> _OBJECTIVE_
Below are some entries. Output each one exactly as it appears.
— Start of RAW DATA —
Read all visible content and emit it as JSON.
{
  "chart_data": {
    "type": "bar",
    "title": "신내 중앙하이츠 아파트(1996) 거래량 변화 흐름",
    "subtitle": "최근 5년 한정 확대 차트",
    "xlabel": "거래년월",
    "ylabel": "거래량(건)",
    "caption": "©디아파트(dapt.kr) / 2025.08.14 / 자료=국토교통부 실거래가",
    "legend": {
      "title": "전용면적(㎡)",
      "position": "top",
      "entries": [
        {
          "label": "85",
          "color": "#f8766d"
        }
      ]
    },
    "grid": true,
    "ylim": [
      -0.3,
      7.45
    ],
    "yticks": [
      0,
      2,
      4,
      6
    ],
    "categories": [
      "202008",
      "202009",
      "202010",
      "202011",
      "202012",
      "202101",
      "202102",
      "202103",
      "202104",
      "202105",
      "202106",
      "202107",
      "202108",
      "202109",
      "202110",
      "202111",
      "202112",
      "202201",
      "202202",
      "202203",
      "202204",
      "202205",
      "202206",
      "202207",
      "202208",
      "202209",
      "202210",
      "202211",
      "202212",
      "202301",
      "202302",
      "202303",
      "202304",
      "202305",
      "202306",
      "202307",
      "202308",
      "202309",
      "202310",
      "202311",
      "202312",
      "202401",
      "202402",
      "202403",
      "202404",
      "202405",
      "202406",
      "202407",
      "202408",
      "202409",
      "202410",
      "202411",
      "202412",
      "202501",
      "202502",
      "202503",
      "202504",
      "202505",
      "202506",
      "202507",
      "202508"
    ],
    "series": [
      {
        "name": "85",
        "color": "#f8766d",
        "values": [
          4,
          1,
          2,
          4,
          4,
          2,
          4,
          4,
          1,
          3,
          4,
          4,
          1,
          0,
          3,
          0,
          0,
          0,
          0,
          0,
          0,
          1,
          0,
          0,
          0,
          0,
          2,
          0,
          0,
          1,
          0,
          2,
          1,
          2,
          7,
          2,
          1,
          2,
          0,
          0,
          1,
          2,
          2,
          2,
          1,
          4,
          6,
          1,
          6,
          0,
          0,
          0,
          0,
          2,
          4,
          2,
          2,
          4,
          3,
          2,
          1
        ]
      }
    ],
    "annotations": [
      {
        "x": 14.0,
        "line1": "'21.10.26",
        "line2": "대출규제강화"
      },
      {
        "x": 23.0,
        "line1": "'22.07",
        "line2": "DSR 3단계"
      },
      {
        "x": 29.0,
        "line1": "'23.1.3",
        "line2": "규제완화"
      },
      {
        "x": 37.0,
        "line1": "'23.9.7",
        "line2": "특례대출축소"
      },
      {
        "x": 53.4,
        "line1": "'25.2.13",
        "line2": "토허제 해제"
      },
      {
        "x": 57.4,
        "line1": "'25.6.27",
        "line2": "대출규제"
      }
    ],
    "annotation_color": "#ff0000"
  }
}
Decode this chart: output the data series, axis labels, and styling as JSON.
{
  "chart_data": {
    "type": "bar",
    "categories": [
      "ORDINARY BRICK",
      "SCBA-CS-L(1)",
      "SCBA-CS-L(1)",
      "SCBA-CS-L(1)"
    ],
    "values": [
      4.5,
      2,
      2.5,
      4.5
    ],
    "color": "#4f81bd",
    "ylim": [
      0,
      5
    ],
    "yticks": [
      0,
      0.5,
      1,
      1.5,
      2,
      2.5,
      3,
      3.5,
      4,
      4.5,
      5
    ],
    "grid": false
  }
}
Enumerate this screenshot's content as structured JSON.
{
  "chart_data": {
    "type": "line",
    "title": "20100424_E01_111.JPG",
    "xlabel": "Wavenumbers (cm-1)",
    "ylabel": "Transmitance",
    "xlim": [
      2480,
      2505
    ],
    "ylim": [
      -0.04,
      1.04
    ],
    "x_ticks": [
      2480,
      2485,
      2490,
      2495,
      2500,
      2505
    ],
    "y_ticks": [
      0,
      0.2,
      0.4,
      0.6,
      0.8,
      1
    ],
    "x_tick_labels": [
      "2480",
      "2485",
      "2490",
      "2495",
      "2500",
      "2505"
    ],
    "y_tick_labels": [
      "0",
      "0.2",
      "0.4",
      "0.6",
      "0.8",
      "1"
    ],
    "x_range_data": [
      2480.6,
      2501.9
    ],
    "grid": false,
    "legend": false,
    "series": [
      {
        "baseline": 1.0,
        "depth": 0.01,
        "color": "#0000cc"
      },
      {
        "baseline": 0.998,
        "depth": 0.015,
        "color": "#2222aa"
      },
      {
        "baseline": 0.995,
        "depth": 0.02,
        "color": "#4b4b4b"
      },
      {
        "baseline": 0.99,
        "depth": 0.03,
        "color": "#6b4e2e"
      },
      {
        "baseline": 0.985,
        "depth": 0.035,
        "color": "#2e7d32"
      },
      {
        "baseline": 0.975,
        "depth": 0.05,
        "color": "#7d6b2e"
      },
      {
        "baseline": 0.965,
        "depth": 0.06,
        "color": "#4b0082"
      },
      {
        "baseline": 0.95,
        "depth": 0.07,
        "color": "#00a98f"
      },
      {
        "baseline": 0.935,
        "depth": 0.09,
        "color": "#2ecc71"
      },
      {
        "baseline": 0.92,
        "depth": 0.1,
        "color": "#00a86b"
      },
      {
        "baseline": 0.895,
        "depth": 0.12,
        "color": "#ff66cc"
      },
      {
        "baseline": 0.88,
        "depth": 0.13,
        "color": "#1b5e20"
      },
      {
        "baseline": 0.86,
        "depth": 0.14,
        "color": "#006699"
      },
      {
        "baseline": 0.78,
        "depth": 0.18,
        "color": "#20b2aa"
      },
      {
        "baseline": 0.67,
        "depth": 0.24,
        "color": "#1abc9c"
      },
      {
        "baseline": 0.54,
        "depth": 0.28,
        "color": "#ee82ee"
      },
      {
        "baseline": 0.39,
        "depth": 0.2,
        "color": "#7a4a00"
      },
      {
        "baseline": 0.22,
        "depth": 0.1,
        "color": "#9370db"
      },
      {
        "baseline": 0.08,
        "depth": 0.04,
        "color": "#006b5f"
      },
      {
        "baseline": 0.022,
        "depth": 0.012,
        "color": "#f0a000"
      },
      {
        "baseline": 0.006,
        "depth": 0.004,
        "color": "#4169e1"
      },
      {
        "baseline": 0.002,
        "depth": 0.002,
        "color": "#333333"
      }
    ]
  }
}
— End of RAW DATA —
> _FINISHED EXERCISE_
Read all visible content and emit it as JSON.
{
  "chart_data": {
    "type": "bar",
    "title": "신내 중앙하이츠 아파트(1996) 거래량 변화 흐름",
    "subtitle": "최근 5년 한정 확대 차트",
    "xlabel": "거래년월",
    "ylabel": "거래량(건)",
    "caption": "©디아파트(dapt.kr) / 2025.08.14 / 자료=국토교통부 실거래가",
    "legend": {
      "title": "전용면적(㎡)",
      "position": "top",
      "entries": [
        {
          "label": "85",
          "color": "#f8766d"
        }
      ]
    },
    "grid": true,
    "ylim": [
      -0.3,
      7.45
    ],
    "yticks": [
      0,
      2,
      4,
      6
    ],
    "categories": [
      "202008",
      "202009",
      "202010",
      "202011",
      "202012",
      "202101",
      "202102",
      "202103",
      "202104",
      "202105",
      "202106",
      "202107",
      "202108",
      "202109",
      "202110",
      "202111",
      "202112",
      "202201",
      "202202",
      "202203",
      "202204",
      "202205",
      "202206",
      "202207",
      "202208",
      "202209",
      "202210",
      "202211",
      "202212",
      "202301",
      "202302",
      "202303",
      "202304",
      "202305",
      "202306",
      "202307",
      "202308",
      "202309",
      "202310",
      "202311",
      "202312",
      "202401",
      "202402",
      "202403",
      "202404",
      "202405",
      "202406",
      "202407",
      "202408",
      "202409",
      "202410",
      "202411",
      "202412",
      "202501",
      "202502",
      "202503",
      "202504",
      "202505",
      "202506",
      "202507",
      "202508"
    ],
    "series": [
      {
        "name": "85",
        "color": "#f8766d",
        "values": [
          4,
          1,
          2,
          4,
          4,
          2,
          4,
          4,
          1,
          3,
          4,
          4,
          1,
          0,
          3,
          0,
          0,
          0,
          0,
          0,
          0,
          1,
          0,
          0,
          0,
          0,
          2,
          0,
          0,
          1,
          0,
          2,
          1,
          2,
          7,
          2,
          1,
          2,
          0,
          0,
          1,
          2,
          2,
          2,
          1,
          4,
          6,
          1,
          6,
          0,
          0,
          0,
          0,
          2,
          4,
          2,
          2,
          4,
          3,
          2,
          1
        ]
      }
    ],
    "annotations": [
      {
        "x": 14.0,
        "line1": "'21.10.26",
        "line2": "대출규제강화"
      },
      {
        "x": 23.0,
        "line1": "'22.07",
        "line2": "DSR 3단계"
      },
      {
        "x": 29.0,
        "line1": "'23.1.3",
        "line2": "규제완화"
      },
      {
        "x": 37.0,
        "line1": "'23.9.7",
        "line2": "특례대출축소"
      },
      {
        "x": 53.4,
        "line1": "'25.2.13",
        "line2": "토허제 해제"
      },
      {
        "x": 57.4,
        "line1": "'25.6.27",
        "line2": "대출규제"
      }
    ],
    "annotation_color": "#ff0000"
  }
}
Decode this chart: output the data series, axis labels, and styling as JSON.
{
  "chart_data": {
    "type": "bar",
    "categories": [
      "ORDINARY BRICK",
      "SCBA-CS-L(1)",
      "SCBA-CS-L(1)",
      "SCBA-CS-L(1)"
    ],
    "values": [
      4.5,
      2,
      2.5,
      4.5
    ],
    "color": "#4f81bd",
    "ylim": [
      0,
      5
    ],
    "yticks": [
      0,
      0.5,
      1,
      1.5,
      2,
      2.5,
      3,
      3.5,
      4,
      4.5,
      5
    ],
    "grid": false
  }
}
Enumerate this screenshot's content as structured JSON.
{
  "chart_data": {
    "type": "line",
    "title": "20100424_E01_111.JPG",
    "xlabel": "Wavenumbers (cm-1)",
    "ylabel": "Transmitance",
    "xlim": [
      2480,
      2505
    ],
    "ylim": [
      -0.04,
      1.04
    ],
    "x_ticks": [
      2480,
      2485,
      2490,
      2495,
      2500,
      2505
    ],
    "y_ticks": [
      0,
      0.2,
      0.4,
      0.6,
      0.8,
      1
    ],
    "x_tick_labels": [
      "2480",
      "2485",
      "2490",
      "2495",
      "2500",
      "2505"
    ],
    "y_tick_labels": [
      "0",
      "0.2",
      "0.4",
      "0.6",
      "0.8",
      "1"
    ],
    "x_range_data": [
      2480.6,
      2501.9
    ],
    "grid": false,
    "legend": false,
    "series": [
      {
        "baseline": 1.0,
        "depth": 0.01,
        "color": "#0000cc"
      },
      {
        "baseline": 0.998,
        "depth": 0.015,
        "color": "#2222aa"
      },
      {
        "baseline": 0.995,
        "depth": 0.02,
        "color": "#4b4b4b"
      },
      {
        "baseline": 0.99,
        "depth": 0.03,
        "color": "#6b4e2e"
      },
      {
        "baseline": 0.985,
        "depth": 0.035,
        "color": "#2e7d32"
      },
      {
        "baseline": 0.975,
        "depth": 0.05,
        "color": "#7d6b2e"
      },
      {
        "baseline": 0.965,
        "depth": 0.06,
        "color": "#4b0082"
      },
      {
        "baseline": 0.95,
        "depth": 0.07,
        "color": "#00a98f"
      },
      {
        "baseline": 0.935,
        "depth": 0.09,
        "color": "#2ecc71"
      },
      {
        "baseline": 0.92,
        "depth": 0.1,
        "color": "#00a86b"
      },
      {
        "baseline": 0.895,
        "depth": 0.12,
        "color": "#ff66cc"
      },
      {
        "baseline": 0.88,
        "depth": 0.13,
        "color": "#1b5e20"
      },
      {
        "baseline": 0.86,
        "depth": 0.14,
        "color": "#006699"
      },
      {
        "baseline": 0.78,
        "depth": 0.18,
        "color": "#20b2aa"
      },
      {
        "baseline": 0.67,
        "depth": 0.24,
        "color": "#1abc9c"
      },
      {
        "baseline": 0.54,
        "depth": 0.28,
        "color": "#ee82ee"
      },
      {
        "baseline": 0.39,
        "depth": 0.2,
        "color": "#7a4a00"
      },
      {
        "baseline": 0.22,
        "depth": 0.1,
        "color": "#9370db"
      },
      {
        "baseline": 0.08,
        "depth": 0.04,
        "color": "#006b5f"
      },
      {
        "baseline": 0.022,
        "depth": 0.012,
        "color": "#f0a000"
      },
      {
        "baseline": 0.006,
        "depth": 0.004,
        "color": "#4169e1"
      },
      {
        "baseline": 0.002,
        "depth": 0.002,
        "color": "#333333"
      }
    ]
  }
}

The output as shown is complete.